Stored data

===============

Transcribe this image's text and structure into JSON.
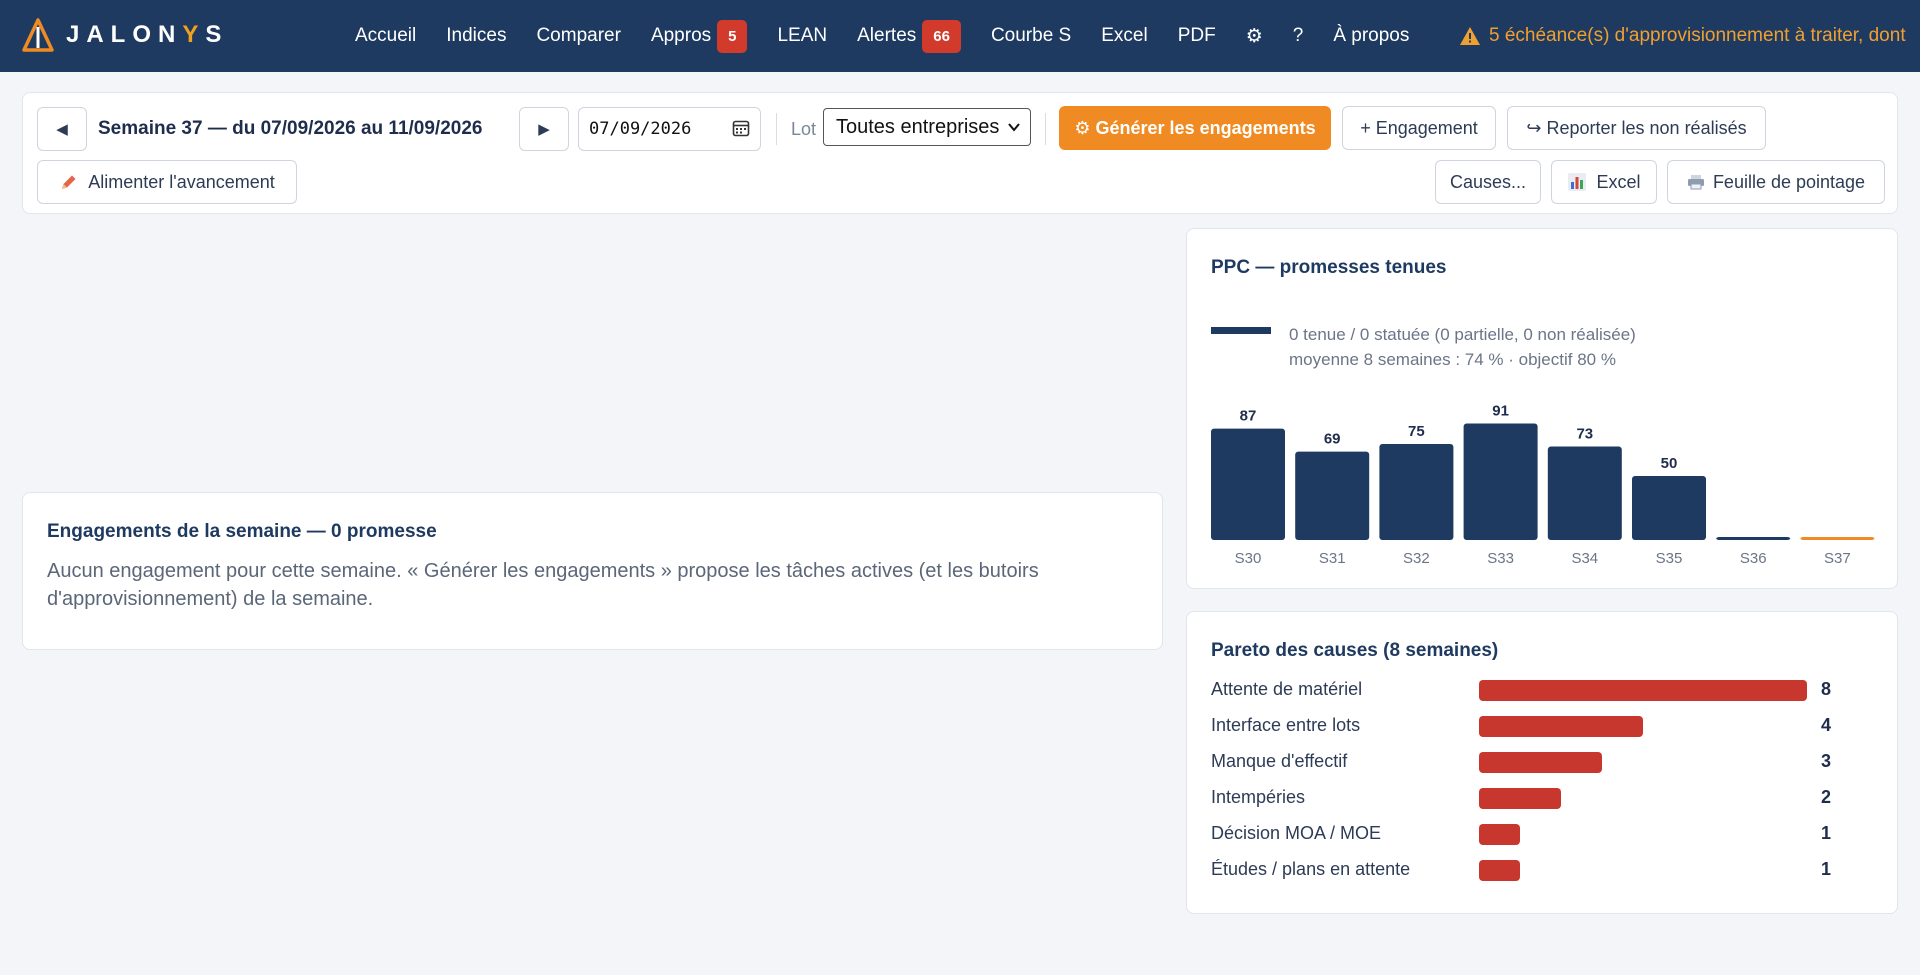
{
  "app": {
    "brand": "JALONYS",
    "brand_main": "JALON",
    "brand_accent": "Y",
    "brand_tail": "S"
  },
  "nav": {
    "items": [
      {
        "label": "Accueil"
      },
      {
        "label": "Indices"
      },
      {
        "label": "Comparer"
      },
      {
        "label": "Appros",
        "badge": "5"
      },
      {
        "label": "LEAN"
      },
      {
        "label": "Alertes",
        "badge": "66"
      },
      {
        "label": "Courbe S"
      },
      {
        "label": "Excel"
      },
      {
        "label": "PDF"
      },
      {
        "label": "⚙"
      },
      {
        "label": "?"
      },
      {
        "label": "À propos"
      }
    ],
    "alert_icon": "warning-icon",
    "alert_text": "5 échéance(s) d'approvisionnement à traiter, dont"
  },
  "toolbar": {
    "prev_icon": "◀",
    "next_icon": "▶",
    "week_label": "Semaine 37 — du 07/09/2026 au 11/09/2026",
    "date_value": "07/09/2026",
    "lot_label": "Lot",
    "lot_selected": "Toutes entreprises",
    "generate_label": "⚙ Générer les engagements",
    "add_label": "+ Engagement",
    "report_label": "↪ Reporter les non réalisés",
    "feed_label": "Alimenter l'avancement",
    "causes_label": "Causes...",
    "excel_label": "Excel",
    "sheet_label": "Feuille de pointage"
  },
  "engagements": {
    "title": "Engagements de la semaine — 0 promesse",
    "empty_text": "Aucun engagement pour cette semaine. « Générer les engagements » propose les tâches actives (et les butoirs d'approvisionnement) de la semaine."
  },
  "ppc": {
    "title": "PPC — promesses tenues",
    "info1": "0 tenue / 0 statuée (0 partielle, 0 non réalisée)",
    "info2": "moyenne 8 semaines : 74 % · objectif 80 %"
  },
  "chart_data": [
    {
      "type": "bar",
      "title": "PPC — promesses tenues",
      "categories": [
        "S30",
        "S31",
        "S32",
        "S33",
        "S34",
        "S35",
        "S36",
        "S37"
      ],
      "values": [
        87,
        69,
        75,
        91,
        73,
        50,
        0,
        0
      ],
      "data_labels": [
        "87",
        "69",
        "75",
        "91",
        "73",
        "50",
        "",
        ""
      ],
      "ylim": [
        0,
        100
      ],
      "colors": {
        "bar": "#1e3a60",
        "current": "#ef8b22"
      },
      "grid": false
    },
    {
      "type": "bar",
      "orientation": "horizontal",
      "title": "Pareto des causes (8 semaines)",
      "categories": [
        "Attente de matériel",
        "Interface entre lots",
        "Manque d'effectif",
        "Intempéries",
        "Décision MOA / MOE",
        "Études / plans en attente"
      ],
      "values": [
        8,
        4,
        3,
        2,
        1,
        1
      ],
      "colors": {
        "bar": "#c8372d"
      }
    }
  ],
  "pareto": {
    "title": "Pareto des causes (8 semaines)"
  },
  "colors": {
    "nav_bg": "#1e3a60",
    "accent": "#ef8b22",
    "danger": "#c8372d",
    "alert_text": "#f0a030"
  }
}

===============

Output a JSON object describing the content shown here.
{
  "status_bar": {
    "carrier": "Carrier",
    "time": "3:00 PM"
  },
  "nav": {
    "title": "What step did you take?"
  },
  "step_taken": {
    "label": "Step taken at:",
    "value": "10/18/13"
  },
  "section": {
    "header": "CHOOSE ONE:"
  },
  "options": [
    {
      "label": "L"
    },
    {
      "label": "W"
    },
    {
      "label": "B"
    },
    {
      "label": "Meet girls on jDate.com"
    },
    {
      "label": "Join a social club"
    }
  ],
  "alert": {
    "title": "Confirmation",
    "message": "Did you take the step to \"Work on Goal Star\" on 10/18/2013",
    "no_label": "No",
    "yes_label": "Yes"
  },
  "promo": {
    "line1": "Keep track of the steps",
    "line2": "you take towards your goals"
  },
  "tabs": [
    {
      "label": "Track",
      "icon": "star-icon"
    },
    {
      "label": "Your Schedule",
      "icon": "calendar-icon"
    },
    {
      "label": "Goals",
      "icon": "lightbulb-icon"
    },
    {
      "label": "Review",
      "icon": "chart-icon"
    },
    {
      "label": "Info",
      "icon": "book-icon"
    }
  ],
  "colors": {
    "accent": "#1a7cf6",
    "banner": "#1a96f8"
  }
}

===============

DIRECTION -
Copy every line in the entries above that has the string "tenues" in it.

CORRECT OUTPUT -
    "title": "PPC — promesses tenues",
      "title": "PPC — promesses tenues",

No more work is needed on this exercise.